[Figure data in JSON]
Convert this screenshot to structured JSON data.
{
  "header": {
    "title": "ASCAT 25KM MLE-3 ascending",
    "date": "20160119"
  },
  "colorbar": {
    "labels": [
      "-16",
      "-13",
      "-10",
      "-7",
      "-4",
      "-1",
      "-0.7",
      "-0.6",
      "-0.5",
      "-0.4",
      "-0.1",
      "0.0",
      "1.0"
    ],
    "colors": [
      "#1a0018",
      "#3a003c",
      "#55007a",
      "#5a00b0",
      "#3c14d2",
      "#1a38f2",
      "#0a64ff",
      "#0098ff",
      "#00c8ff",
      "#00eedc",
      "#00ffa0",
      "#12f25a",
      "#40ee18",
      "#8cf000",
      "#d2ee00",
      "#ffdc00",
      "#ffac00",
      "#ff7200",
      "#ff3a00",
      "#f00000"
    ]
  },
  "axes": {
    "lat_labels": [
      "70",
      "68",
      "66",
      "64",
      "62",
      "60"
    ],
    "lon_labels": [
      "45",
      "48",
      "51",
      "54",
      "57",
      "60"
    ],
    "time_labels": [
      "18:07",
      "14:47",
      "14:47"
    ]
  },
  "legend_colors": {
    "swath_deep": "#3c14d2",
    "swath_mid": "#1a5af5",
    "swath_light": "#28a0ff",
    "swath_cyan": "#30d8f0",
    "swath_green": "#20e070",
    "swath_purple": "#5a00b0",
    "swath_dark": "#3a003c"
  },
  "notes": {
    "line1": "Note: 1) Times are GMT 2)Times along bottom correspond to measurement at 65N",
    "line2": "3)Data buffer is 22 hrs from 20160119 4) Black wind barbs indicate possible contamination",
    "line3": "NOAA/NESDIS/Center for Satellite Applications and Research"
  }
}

==

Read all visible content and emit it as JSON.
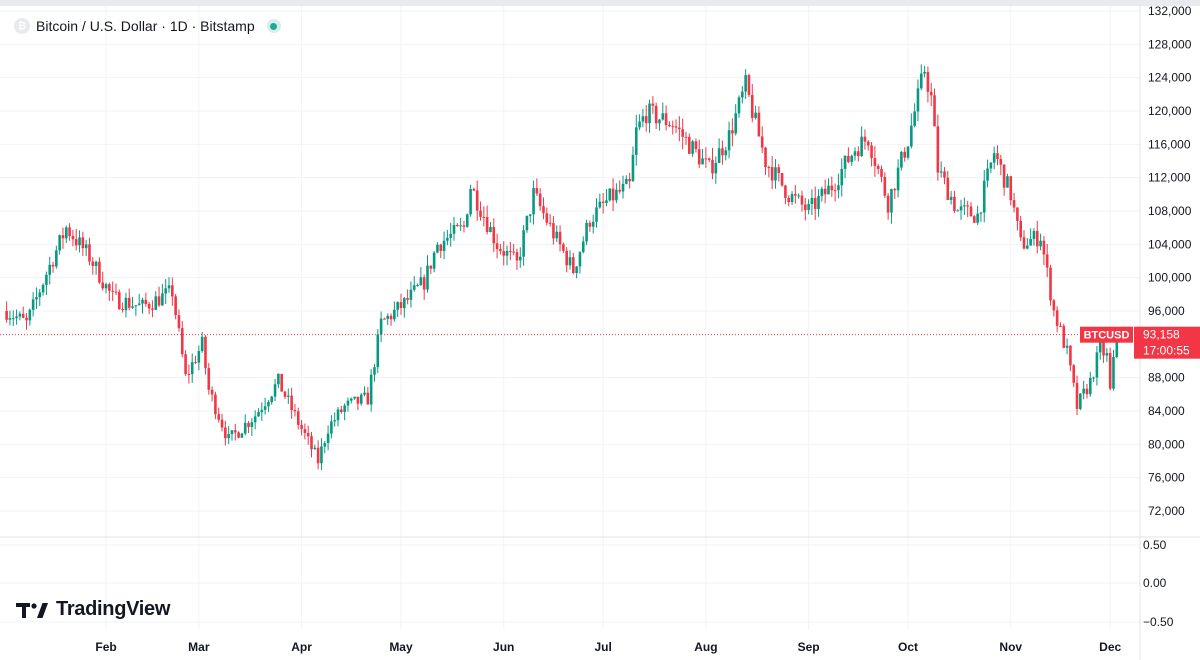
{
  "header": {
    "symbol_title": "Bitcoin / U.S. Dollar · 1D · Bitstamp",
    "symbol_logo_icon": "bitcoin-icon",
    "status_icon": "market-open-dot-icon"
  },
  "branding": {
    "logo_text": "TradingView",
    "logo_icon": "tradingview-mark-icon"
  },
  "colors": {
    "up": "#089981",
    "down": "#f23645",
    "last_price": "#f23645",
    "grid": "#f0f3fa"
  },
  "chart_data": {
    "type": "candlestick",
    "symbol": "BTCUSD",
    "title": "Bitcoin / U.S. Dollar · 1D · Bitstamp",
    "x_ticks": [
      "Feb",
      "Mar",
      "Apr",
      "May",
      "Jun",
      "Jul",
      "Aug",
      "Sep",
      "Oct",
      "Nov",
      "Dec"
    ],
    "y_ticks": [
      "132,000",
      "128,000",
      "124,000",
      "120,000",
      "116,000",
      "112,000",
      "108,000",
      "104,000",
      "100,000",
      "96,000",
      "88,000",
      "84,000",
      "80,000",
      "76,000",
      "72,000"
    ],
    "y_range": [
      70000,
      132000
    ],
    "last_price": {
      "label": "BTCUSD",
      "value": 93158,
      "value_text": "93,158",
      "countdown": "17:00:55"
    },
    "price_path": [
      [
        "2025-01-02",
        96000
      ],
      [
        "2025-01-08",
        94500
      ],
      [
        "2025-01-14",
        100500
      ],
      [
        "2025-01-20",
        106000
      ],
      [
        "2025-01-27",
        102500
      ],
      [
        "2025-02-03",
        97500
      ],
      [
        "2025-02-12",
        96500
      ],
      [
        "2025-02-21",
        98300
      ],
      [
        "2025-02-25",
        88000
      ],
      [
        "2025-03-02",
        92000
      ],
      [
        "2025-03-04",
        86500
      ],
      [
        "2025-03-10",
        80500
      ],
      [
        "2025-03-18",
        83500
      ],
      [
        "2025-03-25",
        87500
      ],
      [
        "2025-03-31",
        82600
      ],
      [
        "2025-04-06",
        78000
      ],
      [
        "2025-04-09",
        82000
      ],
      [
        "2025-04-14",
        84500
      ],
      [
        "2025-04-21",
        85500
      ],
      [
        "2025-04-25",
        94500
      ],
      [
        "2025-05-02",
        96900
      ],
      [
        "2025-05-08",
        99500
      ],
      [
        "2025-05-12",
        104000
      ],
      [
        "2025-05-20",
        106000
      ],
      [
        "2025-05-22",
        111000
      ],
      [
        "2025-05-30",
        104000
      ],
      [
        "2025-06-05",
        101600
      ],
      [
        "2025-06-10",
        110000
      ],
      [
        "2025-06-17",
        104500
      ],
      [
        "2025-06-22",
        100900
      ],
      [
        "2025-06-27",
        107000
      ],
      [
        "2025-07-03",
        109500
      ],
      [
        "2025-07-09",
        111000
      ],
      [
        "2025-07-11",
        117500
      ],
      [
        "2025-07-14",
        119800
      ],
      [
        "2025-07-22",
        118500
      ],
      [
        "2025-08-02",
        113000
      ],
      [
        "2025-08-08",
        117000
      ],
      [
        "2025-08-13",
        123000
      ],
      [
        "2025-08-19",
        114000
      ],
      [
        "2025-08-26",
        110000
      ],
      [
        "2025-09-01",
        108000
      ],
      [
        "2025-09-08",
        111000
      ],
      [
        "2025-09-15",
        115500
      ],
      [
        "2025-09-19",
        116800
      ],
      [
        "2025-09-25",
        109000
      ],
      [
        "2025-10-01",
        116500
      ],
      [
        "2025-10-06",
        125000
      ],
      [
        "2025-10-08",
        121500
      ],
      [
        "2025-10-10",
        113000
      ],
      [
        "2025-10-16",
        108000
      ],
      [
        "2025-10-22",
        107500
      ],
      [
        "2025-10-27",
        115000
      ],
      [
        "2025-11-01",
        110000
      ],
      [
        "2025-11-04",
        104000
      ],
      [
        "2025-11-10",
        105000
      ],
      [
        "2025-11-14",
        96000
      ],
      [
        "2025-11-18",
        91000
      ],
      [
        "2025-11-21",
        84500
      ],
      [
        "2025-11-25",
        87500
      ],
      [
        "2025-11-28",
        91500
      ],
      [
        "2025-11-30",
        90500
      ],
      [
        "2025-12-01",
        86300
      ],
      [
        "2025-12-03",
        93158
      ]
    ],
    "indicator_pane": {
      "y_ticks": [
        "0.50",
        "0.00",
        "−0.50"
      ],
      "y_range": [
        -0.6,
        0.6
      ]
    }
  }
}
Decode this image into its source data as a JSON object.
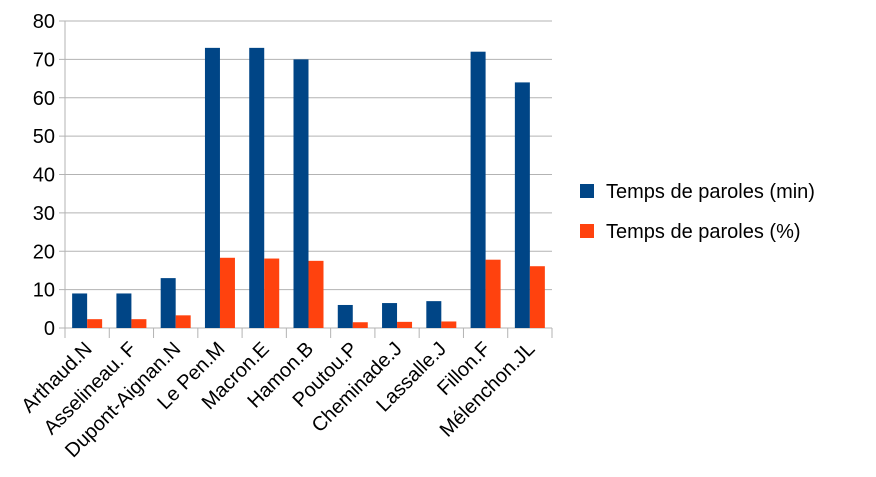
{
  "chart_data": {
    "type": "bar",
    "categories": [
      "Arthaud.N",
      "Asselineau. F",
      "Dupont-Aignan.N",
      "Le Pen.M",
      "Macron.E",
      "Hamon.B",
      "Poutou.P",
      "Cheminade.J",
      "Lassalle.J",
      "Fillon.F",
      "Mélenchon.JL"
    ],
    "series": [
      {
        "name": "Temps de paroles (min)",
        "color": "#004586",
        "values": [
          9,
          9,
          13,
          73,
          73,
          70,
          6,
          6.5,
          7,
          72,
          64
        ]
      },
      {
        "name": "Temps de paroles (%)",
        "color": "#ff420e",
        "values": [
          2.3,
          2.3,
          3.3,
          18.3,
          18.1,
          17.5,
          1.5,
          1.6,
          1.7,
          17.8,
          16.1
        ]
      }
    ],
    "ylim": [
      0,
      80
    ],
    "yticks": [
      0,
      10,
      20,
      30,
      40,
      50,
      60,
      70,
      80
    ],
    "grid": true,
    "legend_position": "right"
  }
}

> Aim of the exercise
Which lines above contain "Bitstamp"? Show each of them.

> Full output
    "symbol_title": "Bitcoin / U.S. Dollar · 1D · Bitstamp",
    "title": "Bitcoin / U.S. Dollar · 1D · Bitstamp",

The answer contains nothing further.